* begin RECORDS FOR THE EXERCISE *

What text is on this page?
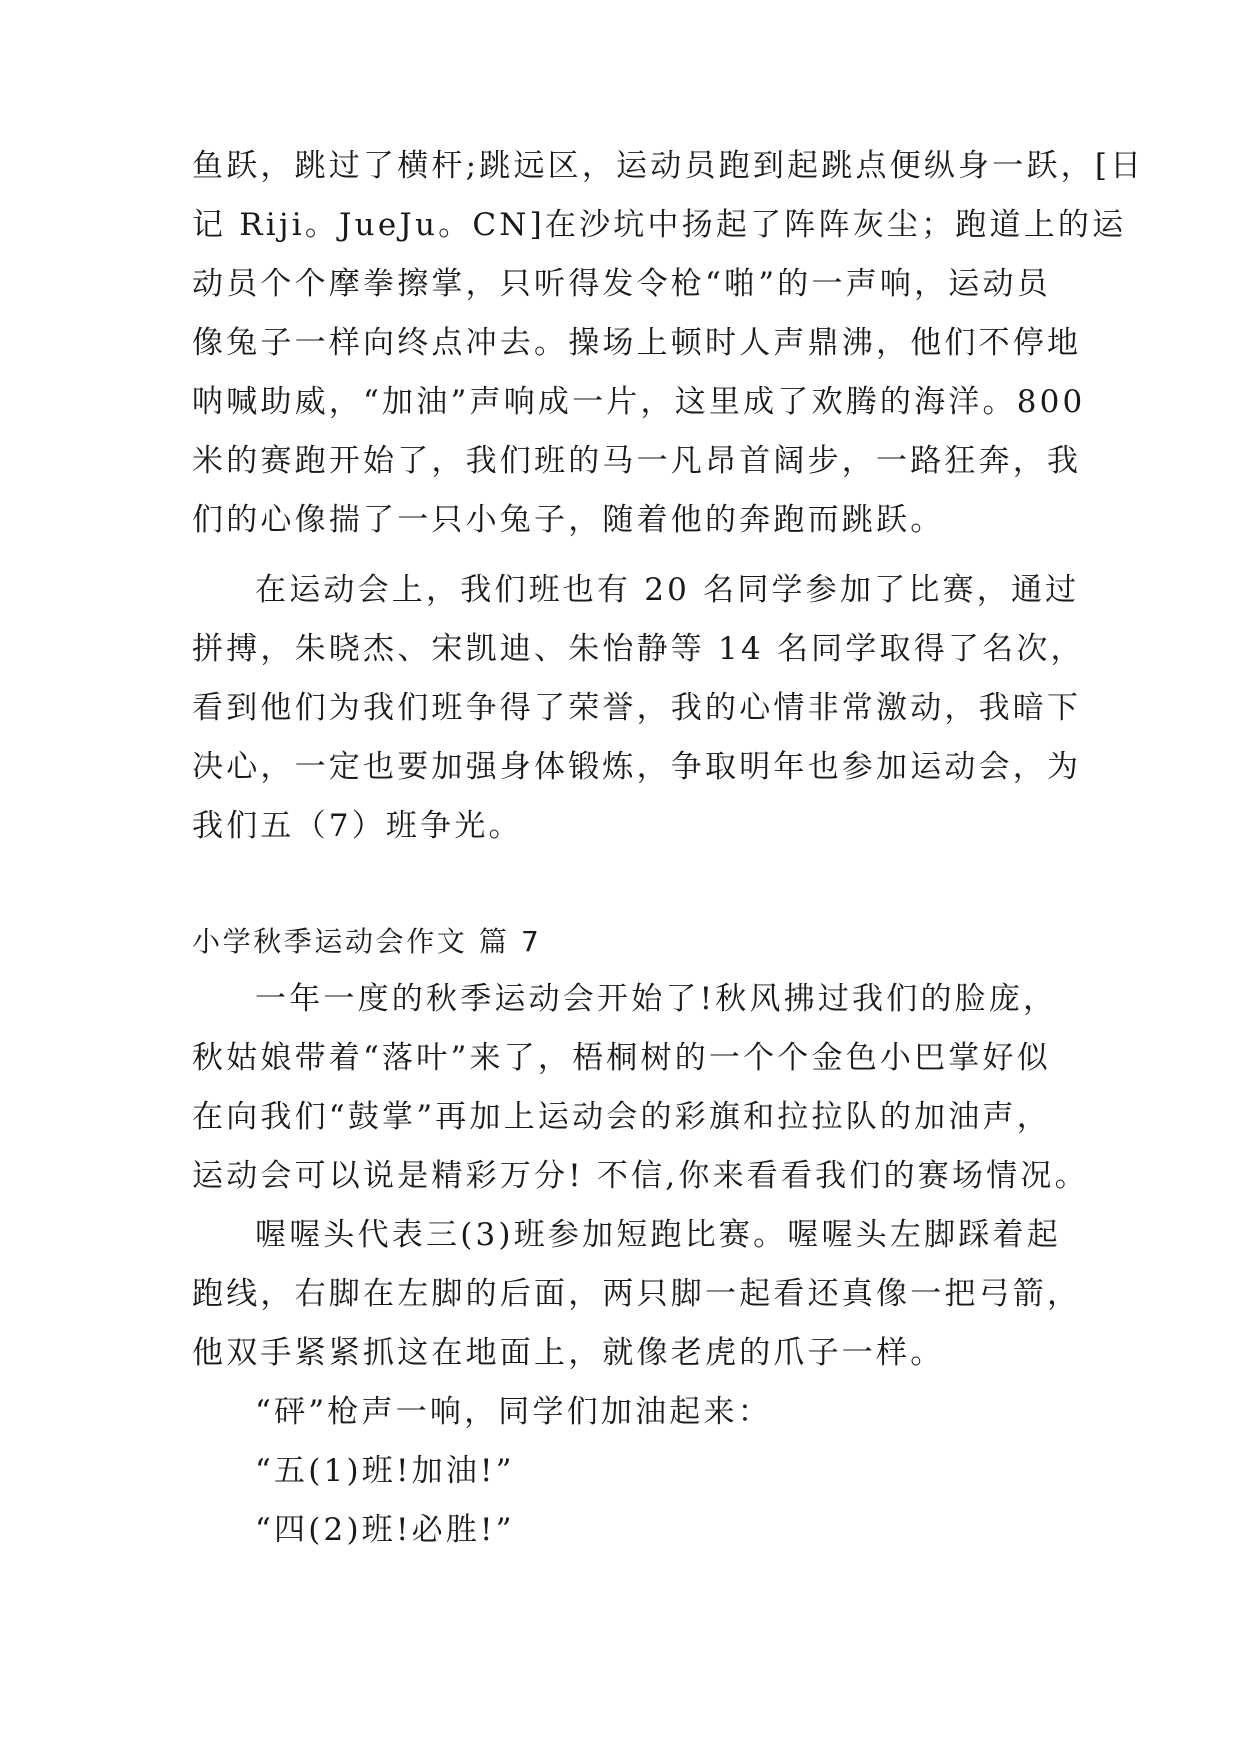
鱼跃，跳过了横杆;跳远区，运动员跑到起跳点便纵身一跃，[日
记 Riji。JueJu。CN]在沙坑中扬起了阵阵灰尘；跑道上的运
动员个个摩拳擦掌，只听得发令枪“啪”的一声响，运动员
像兔子一样向终点冲去。操场上顿时人声鼎沸，他们不停地
呐喊助威，“加油”声响成一片，这里成了欢腾的海洋。800
米的赛跑开始了，我们班的马一凡昂首阔步，一路狂奔，我
们的心像揣了一只小兔子，随着他的奔跑而跳跃。
在运动会上，我们班也有 20 名同学参加了比赛，通过
拼搏，朱晓杰、宋凯迪、朱怡静等 14 名同学取得了名次，
看到他们为我们班争得了荣誉，我的心情非常激动，我暗下
决心，一定也要加强身体锻炼，争取明年也参加运动会，为
我们五（7）班争光。
小学秋季运动会作文 篇 7
一年一度的秋季运动会开始了!秋风拂过我们的脸庞，
秋姑娘带着“落叶”来了，梧桐树的一个个金色小巴掌好似
在向我们“鼓掌”再加上运动会的彩旗和拉拉队的加油声，
运动会可以说是精彩万分! 不信,你来看看我们的赛场情况。
喔喔头代表三(3)班参加短跑比赛。喔喔头左脚踩着起
跑线，右脚在左脚的后面，两只脚一起看还真像一把弓箭，
他双手紧紧抓这在地面上，就像老虎的爪子一样。
“砰”枪声一响，同学们加油起来：
“五(1)班!加油!”
“四(2)班!必胜!”
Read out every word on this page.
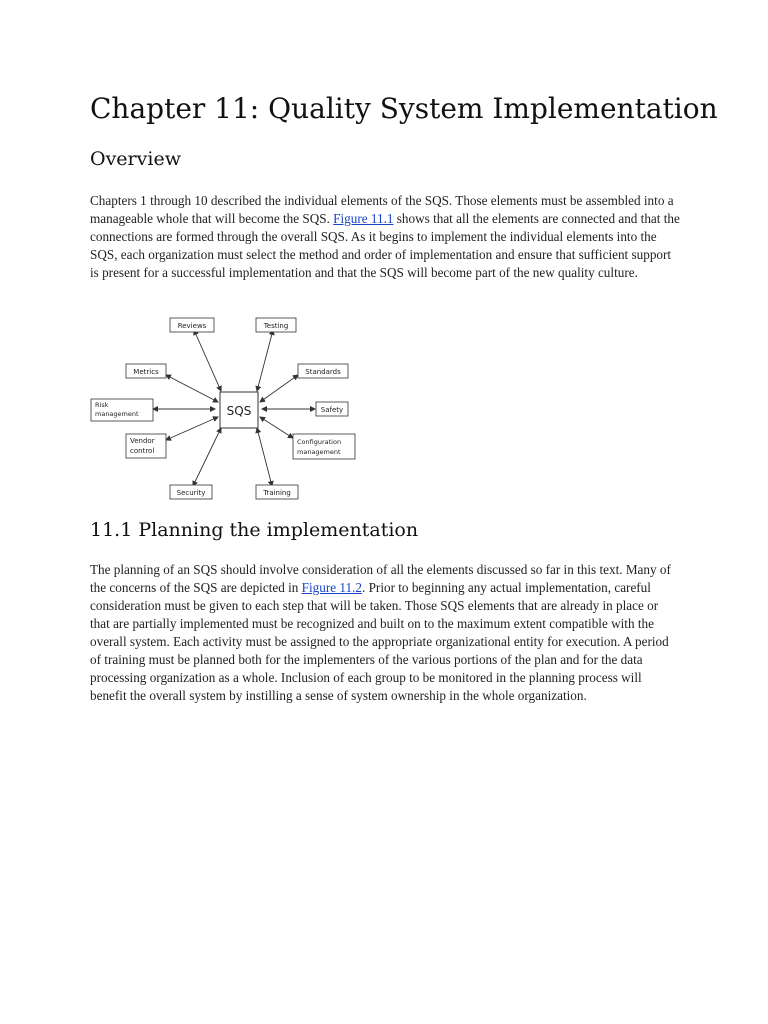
Chapter 11: Quality System Implementation
Overview

Chapters 1 through 10 described the individual elements of the SQS. Those elements must be assembled into a manageable whole that will become the SQS. Figure 11.1 shows that all the elements are connected and that the connections are formed through the overall SQS. As it begins to implement the individual elements into the SQS, each organization must select the method and order of implementation and ensure that sufficient support is present for a successful implementation and that the SQS will become part of the new quality culture.

SQS
Reviews	Testing
Metrics	Standards
Risk
management	Safety
Vendor
control
Configuration
management
Security	Training
11.1 Planning the implementation

The planning of an SQS should involve consideration of all the elements discussed so far in this text. Many of the concerns of the SQS are depicted in Figure 11.2. Prior to beginning any actual implementation, careful consideration must be given to each step that will be taken. Those SQS elements that are already in place or that are partially implemented must be recognized and built on to the maximum extent compatible with the overall system. Each activity must be assigned to the appropriate organizational entity for execution. A period of training must be planned both for the implementers of the various portions of the plan and for the data processing organization as a whole. Inclusion of each group to be monitored in the planning process will benefit the overall system by instilling a sense of system ownership in the whole organization.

* end RECORDS FOR THE EXERCISE *

▸ **PROBLEM DETAILS**: Give every line back word for word and leave the pictures out.

▸ **RESULT FOR THIS EXERCISE**:
What text is on this page?
鱼跃，跳过了横杆;跳远区，运动员跑到起跳点便纵身一跃，[日
记 Riji。JueJu。CN]在沙坑中扬起了阵阵灰尘；跑道上的运
动员个个摩拳擦掌，只听得发令枪“啪”的一声响，运动员
像兔子一样向终点冲去。操场上顿时人声鼎沸，他们不停地
呐喊助威，“加油”声响成一片，这里成了欢腾的海洋。800
米的赛跑开始了，我们班的马一凡昂首阔步，一路狂奔，我
们的心像揣了一只小兔子，随着他的奔跑而跳跃。
在运动会上，我们班也有 20 名同学参加了比赛，通过
拼搏，朱晓杰、宋凯迪、朱怡静等 14 名同学取得了名次，
看到他们为我们班争得了荣誉，我的心情非常激动，我暗下
决心，一定也要加强身体锻炼，争取明年也参加运动会，为
我们五（7）班争光。
小学秋季运动会作文 篇 7
一年一度的秋季运动会开始了!秋风拂过我们的脸庞，
秋姑娘带着“落叶”来了，梧桐树的一个个金色小巴掌好似
在向我们“鼓掌”再加上运动会的彩旗和拉拉队的加油声，
运动会可以说是精彩万分! 不信,你来看看我们的赛场情况。
喔喔头代表三(3)班参加短跑比赛。喔喔头左脚踩着起
跑线，右脚在左脚的后面，两只脚一起看还真像一把弓箭，
他双手紧紧抓这在地面上，就像老虎的爪子一样。
“砰”枪声一响，同学们加油起来：
“五(1)班!加油!”
“四(2)班!必胜!”
Read out every word on this page.
Chapter 11: Quality System Implementation
Overview

Chapters 1 through 10 described the individual elements of the SQS. Those elements must be assembled into a manageable whole that will become the SQS. Figure 11.1 shows that all the elements are connected and that the connections are formed through the overall SQS. As it begins to implement the individual elements into the SQS, each organization must select the method and order of implementation and ensure that sufficient support is present for a successful implementation and that the SQS will become part of the new quality culture.

SQS
Reviews	Testing
Metrics	Standards
Risk
management	Safety
Vendor
control
Configuration
management
Security	Training
11.1 Planning the implementation

The planning of an SQS should involve consideration of all the elements discussed so far in this text. Many of the concerns of the SQS are depicted in Figure 11.2. Prior to beginning any actual implementation, careful consideration must be given to each step that will be taken. Those SQS elements that are already in place or that are partially implemented must be recognized and built on to the maximum extent compatible with the overall system. Each activity must be assigned to the appropriate organizational entity for execution. A period of training must be planned both for the implementers of the various portions of the plan and for the data processing organization as a whole. Inclusion of each group to be monitored in the planning process will benefit the overall system by instilling a sense of system ownership in the whole organization.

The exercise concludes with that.